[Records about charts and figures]
[Begin]

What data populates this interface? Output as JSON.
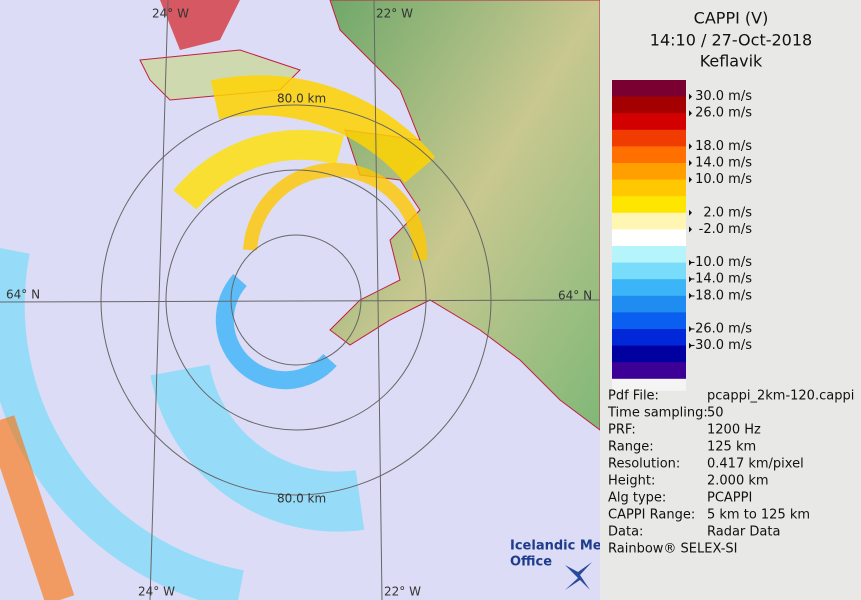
{
  "header": {
    "title": "CAPPI (V)",
    "datetime": "14:10 / 27-Oct-2018",
    "station": "Keflavik"
  },
  "legend": {
    "bands": [
      "#7a0032",
      "#a40000",
      "#d20000",
      "#f03c00",
      "#ff7000",
      "#ffa000",
      "#ffc800",
      "#ffe600",
      "#fff6b4",
      "#ffffff",
      "#b4f4fa",
      "#78dcfa",
      "#3cb4f8",
      "#1e8cf0",
      "#0a5ef0",
      "#0028d8",
      "#0000a0",
      "#3c0096"
    ],
    "labels": [
      "30.0 m/s",
      "26.0 m/s",
      "18.0 m/s",
      "14.0 m/s",
      "10.0 m/s",
      "2.0 m/s",
      "-2.0 m/s",
      "-10.0 m/s",
      "-14.0 m/s",
      "-18.0 m/s",
      "-26.0 m/s",
      "-30.0 m/s"
    ]
  },
  "info": [
    [
      "Pdf File:",
      "pcappi_2km-120.cappi"
    ],
    [
      "Time sampling:",
      "50"
    ],
    [
      "PRF:",
      "1200 Hz"
    ],
    [
      "Range:",
      "125 km"
    ],
    [
      "Resolution:",
      "0.417 km/pixel"
    ],
    [
      "Height:",
      "2.000 km"
    ],
    [
      "Alg type:",
      "PCAPPI"
    ],
    [
      "CAPPI Range:",
      "5 km to 125 km"
    ],
    [
      "Data:",
      "Radar Data"
    ]
  ],
  "footer": "Rainbow® SELEX-SI",
  "map": {
    "lon_top_left": "24° W",
    "lon_top_right": "22° W",
    "lon_bottom_left": "24° W",
    "lon_bottom_right": "22° W",
    "lat_left": "64° N",
    "lat_right": "64° N",
    "ring_top": "80.0 km",
    "ring_bottom": "80.0 km"
  },
  "logo": [
    "Icelandic Met",
    "Office"
  ]
}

[End]

- **Goal**
All records should be output exactly, with the pictures left out.

- **Result of the exercise**
What data populates this interface? Output as JSON.
{
  "header": {
    "title": "CAPPI (V)",
    "datetime": "14:10 / 27-Oct-2018",
    "station": "Keflavik"
  },
  "legend": {
    "bands": [
      "#7a0032",
      "#a40000",
      "#d20000",
      "#f03c00",
      "#ff7000",
      "#ffa000",
      "#ffc800",
      "#ffe600",
      "#fff6b4",
      "#ffffff",
      "#b4f4fa",
      "#78dcfa",
      "#3cb4f8",
      "#1e8cf0",
      "#0a5ef0",
      "#0028d8",
      "#0000a0",
      "#3c0096"
    ],
    "labels": [
      "30.0 m/s",
      "26.0 m/s",
      "18.0 m/s",
      "14.0 m/s",
      "10.0 m/s",
      "2.0 m/s",
      "-2.0 m/s",
      "-10.0 m/s",
      "-14.0 m/s",
      "-18.0 m/s",
      "-26.0 m/s",
      "-30.0 m/s"
    ]
  },
  "info": [
    [
      "Pdf File:",
      "pcappi_2km-120.cappi"
    ],
    [
      "Time sampling:",
      "50"
    ],
    [
      "PRF:",
      "1200 Hz"
    ],
    [
      "Range:",
      "125 km"
    ],
    [
      "Resolution:",
      "0.417 km/pixel"
    ],
    [
      "Height:",
      "2.000 km"
    ],
    [
      "Alg type:",
      "PCAPPI"
    ],
    [
      "CAPPI Range:",
      "5 km to 125 km"
    ],
    [
      "Data:",
      "Radar Data"
    ]
  ],
  "footer": "Rainbow® SELEX-SI",
  "map": {
    "lon_top_left": "24° W",
    "lon_top_right": "22° W",
    "lon_bottom_left": "24° W",
    "lon_bottom_right": "22° W",
    "lat_left": "64° N",
    "lat_right": "64° N",
    "ring_top": "80.0 km",
    "ring_bottom": "80.0 km"
  },
  "logo": [
    "Icelandic Met",
    "Office"
  ]
}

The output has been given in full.